• Aim of the exercise
Copy out each line featuring the string "healthy" from the entries beneath.

• Collected data entries
+--

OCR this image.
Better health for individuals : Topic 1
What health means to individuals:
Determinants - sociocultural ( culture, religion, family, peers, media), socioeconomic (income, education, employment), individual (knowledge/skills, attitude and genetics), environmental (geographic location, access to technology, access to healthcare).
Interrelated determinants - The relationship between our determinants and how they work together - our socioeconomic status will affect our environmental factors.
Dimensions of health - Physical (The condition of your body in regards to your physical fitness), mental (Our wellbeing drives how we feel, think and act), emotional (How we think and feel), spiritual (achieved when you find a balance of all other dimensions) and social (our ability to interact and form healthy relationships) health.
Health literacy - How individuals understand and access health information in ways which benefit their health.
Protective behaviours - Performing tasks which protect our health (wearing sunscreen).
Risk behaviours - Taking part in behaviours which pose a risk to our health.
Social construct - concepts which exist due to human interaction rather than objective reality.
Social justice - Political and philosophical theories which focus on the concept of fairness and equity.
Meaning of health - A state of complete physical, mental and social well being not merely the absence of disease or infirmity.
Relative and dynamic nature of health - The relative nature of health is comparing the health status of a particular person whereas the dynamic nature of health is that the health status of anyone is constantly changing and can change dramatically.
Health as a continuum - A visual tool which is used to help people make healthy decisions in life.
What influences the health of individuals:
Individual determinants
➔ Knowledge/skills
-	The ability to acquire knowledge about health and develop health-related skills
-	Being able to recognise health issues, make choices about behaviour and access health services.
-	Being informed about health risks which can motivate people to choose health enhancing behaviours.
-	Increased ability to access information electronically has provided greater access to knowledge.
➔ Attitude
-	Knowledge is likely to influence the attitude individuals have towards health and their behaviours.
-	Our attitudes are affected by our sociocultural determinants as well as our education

+--

• Problem solution
Dimensions of health - Physical (The condition of your body in regards to your physical fitness), mental (Our wellbeing drives how we feel, think and act), emotional (How we think and feel), spiritual (achieved when you find a balance of all other dimensions) and social (our ability to interact and form healthy relationships) health.
Health as a continuum - A visual tool which is used to help people make healthy decisions in life.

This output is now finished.